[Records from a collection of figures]
— Start —

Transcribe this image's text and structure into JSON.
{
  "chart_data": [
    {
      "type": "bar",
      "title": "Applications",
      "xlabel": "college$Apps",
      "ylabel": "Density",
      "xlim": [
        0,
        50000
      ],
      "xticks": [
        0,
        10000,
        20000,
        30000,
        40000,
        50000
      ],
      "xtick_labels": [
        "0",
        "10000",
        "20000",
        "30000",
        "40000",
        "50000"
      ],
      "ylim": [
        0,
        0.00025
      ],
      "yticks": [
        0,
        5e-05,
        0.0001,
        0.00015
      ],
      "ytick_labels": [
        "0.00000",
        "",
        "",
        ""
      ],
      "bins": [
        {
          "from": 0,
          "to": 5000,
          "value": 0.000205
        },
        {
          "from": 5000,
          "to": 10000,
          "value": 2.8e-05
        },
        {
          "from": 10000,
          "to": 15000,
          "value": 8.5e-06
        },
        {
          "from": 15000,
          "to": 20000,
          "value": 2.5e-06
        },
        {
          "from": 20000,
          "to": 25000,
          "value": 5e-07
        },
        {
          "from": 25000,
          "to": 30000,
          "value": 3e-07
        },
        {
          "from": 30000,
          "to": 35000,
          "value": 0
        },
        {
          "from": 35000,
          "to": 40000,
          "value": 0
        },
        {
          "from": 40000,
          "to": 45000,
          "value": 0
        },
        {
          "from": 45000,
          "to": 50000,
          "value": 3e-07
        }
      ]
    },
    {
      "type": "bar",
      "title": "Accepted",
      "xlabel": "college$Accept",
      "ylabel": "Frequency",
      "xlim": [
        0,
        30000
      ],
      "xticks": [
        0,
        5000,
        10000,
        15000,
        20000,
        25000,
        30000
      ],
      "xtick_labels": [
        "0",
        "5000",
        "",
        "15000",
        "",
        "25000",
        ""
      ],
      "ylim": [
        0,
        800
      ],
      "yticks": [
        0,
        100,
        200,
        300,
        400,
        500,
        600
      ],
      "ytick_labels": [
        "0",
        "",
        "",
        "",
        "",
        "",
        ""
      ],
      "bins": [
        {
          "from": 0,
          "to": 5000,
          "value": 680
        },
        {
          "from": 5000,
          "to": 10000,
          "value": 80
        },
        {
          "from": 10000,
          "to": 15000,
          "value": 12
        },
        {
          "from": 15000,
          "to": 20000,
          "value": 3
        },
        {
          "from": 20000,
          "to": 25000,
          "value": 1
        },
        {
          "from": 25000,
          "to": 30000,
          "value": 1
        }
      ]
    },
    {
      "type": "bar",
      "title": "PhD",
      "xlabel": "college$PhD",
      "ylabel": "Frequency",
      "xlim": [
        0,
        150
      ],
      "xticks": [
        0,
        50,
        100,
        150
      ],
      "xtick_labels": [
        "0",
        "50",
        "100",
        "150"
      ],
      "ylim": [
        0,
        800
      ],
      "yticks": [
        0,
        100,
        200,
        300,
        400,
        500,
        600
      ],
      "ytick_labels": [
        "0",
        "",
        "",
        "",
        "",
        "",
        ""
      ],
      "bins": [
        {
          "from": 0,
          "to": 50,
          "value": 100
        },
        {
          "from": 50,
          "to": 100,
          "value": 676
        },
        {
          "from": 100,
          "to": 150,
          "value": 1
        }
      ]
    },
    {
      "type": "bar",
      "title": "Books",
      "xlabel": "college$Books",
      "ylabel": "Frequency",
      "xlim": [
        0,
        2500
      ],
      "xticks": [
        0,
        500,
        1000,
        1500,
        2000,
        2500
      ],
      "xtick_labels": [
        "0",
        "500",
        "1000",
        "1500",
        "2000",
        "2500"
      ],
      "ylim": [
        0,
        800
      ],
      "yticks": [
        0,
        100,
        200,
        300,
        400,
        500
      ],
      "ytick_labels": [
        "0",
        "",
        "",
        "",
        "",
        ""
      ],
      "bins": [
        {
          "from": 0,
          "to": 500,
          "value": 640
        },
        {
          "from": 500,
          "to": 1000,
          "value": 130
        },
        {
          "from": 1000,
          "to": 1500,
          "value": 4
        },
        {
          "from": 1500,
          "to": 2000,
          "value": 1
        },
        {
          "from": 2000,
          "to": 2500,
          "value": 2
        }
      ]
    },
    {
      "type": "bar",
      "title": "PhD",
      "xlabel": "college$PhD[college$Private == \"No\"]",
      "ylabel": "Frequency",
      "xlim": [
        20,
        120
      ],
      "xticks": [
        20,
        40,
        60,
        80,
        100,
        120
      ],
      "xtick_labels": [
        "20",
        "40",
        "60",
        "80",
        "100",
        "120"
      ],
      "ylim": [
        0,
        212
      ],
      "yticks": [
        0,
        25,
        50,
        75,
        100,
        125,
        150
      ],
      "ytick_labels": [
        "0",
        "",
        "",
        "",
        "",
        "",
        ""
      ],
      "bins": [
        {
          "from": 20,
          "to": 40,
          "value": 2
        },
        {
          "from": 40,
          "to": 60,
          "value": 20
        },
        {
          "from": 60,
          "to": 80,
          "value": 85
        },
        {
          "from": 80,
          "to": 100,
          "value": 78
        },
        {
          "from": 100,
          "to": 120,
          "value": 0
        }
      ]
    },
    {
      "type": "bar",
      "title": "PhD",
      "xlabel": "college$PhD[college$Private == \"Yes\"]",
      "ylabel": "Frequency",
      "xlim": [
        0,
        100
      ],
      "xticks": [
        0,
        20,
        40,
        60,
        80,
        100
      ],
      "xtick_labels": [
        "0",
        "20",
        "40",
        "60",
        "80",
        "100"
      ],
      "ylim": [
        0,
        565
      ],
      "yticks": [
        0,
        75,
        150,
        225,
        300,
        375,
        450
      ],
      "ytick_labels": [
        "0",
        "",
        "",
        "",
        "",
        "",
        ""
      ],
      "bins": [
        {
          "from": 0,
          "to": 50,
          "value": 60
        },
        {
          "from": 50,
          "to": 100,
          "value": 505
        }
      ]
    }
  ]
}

— End —

• **What is expected**
Give back all the records exactly as they stand.

• **Exercise solution**
Transcribe this image's text and structure into JSON.
{
  "chart_data": [
    {
      "type": "bar",
      "title": "Applications",
      "xlabel": "college$Apps",
      "ylabel": "Density",
      "xlim": [
        0,
        50000
      ],
      "xticks": [
        0,
        10000,
        20000,
        30000,
        40000,
        50000
      ],
      "xtick_labels": [
        "0",
        "10000",
        "20000",
        "30000",
        "40000",
        "50000"
      ],
      "ylim": [
        0,
        0.00025
      ],
      "yticks": [
        0,
        5e-05,
        0.0001,
        0.00015
      ],
      "ytick_labels": [
        "0.00000",
        "",
        "",
        ""
      ],
      "bins": [
        {
          "from": 0,
          "to": 5000,
          "value": 0.000205
        },
        {
          "from": 5000,
          "to": 10000,
          "value": 2.8e-05
        },
        {
          "from": 10000,
          "to": 15000,
          "value": 8.5e-06
        },
        {
          "from": 15000,
          "to": 20000,
          "value": 2.5e-06
        },
        {
          "from": 20000,
          "to": 25000,
          "value": 5e-07
        },
        {
          "from": 25000,
          "to": 30000,
          "value": 3e-07
        },
        {
          "from": 30000,
          "to": 35000,
          "value": 0
        },
        {
          "from": 35000,
          "to": 40000,
          "value": 0
        },
        {
          "from": 40000,
          "to": 45000,
          "value": 0
        },
        {
          "from": 45000,
          "to": 50000,
          "value": 3e-07
        }
      ]
    },
    {
      "type": "bar",
      "title": "Accepted",
      "xlabel": "college$Accept",
      "ylabel": "Frequency",
      "xlim": [
        0,
        30000
      ],
      "xticks": [
        0,
        5000,
        10000,
        15000,
        20000,
        25000,
        30000
      ],
      "xtick_labels": [
        "0",
        "5000",
        "",
        "15000",
        "",
        "25000",
        ""
      ],
      "ylim": [
        0,
        800
      ],
      "yticks": [
        0,
        100,
        200,
        300,
        400,
        500,
        600
      ],
      "ytick_labels": [
        "0",
        "",
        "",
        "",
        "",
        "",
        ""
      ],
      "bins": [
        {
          "from": 0,
          "to": 5000,
          "value": 680
        },
        {
          "from": 5000,
          "to": 10000,
          "value": 80
        },
        {
          "from": 10000,
          "to": 15000,
          "value": 12
        },
        {
          "from": 15000,
          "to": 20000,
          "value": 3
        },
        {
          "from": 20000,
          "to": 25000,
          "value": 1
        },
        {
          "from": 25000,
          "to": 30000,
          "value": 1
        }
      ]
    },
    {
      "type": "bar",
      "title": "PhD",
      "xlabel": "college$PhD",
      "ylabel": "Frequency",
      "xlim": [
        0,
        150
      ],
      "xticks": [
        0,
        50,
        100,
        150
      ],
      "xtick_labels": [
        "0",
        "50",
        "100",
        "150"
      ],
      "ylim": [
        0,
        800
      ],
      "yticks": [
        0,
        100,
        200,
        300,
        400,
        500,
        600
      ],
      "ytick_labels": [
        "0",
        "",
        "",
        "",
        "",
        "",
        ""
      ],
      "bins": [
        {
          "from": 0,
          "to": 50,
          "value": 100
        },
        {
          "from": 50,
          "to": 100,
          "value": 676
        },
        {
          "from": 100,
          "to": 150,
          "value": 1
        }
      ]
    },
    {
      "type": "bar",
      "title": "Books",
      "xlabel": "college$Books",
      "ylabel": "Frequency",
      "xlim": [
        0,
        2500
      ],
      "xticks": [
        0,
        500,
        1000,
        1500,
        2000,
        2500
      ],
      "xtick_labels": [
        "0",
        "500",
        "1000",
        "1500",
        "2000",
        "2500"
      ],
      "ylim": [
        0,
        800
      ],
      "yticks": [
        0,
        100,
        200,
        300,
        400,
        500
      ],
      "ytick_labels": [
        "0",
        "",
        "",
        "",
        "",
        ""
      ],
      "bins": [
        {
          "from": 0,
          "to": 500,
          "value": 640
        },
        {
          "from": 500,
          "to": 1000,
          "value": 130
        },
        {
          "from": 1000,
          "to": 1500,
          "value": 4
        },
        {
          "from": 1500,
          "to": 2000,
          "value": 1
        },
        {
          "from": 2000,
          "to": 2500,
          "value": 2
        }
      ]
    },
    {
      "type": "bar",
      "title": "PhD",
      "xlabel": "college$PhD[college$Private == \"No\"]",
      "ylabel": "Frequency",
      "xlim": [
        20,
        120
      ],
      "xticks": [
        20,
        40,
        60,
        80,
        100,
        120
      ],
      "xtick_labels": [
        "20",
        "40",
        "60",
        "80",
        "100",
        "120"
      ],
      "ylim": [
        0,
        212
      ],
      "yticks": [
        0,
        25,
        50,
        75,
        100,
        125,
        150
      ],
      "ytick_labels": [
        "0",
        "",
        "",
        "",
        "",
        "",
        ""
      ],
      "bins": [
        {
          "from": 20,
          "to": 40,
          "value": 2
        },
        {
          "from": 40,
          "to": 60,
          "value": 20
        },
        {
          "from": 60,
          "to": 80,
          "value": 85
        },
        {
          "from": 80,
          "to": 100,
          "value": 78
        },
        {
          "from": 100,
          "to": 120,
          "value": 0
        }
      ]
    },
    {
      "type": "bar",
      "title": "PhD",
      "xlabel": "college$PhD[college$Private == \"Yes\"]",
      "ylabel": "Frequency",
      "xlim": [
        0,
        100
      ],
      "xticks": [
        0,
        20,
        40,
        60,
        80,
        100
      ],
      "xtick_labels": [
        "0",
        "20",
        "40",
        "60",
        "80",
        "100"
      ],
      "ylim": [
        0,
        565
      ],
      "yticks": [
        0,
        75,
        150,
        225,
        300,
        375,
        450
      ],
      "ytick_labels": [
        "0",
        "",
        "",
        "",
        "",
        "",
        ""
      ],
      "bins": [
        {
          "from": 0,
          "to": 50,
          "value": 60
        },
        {
          "from": 50,
          "to": 100,
          "value": 505
        }
      ]
    }
  ]
}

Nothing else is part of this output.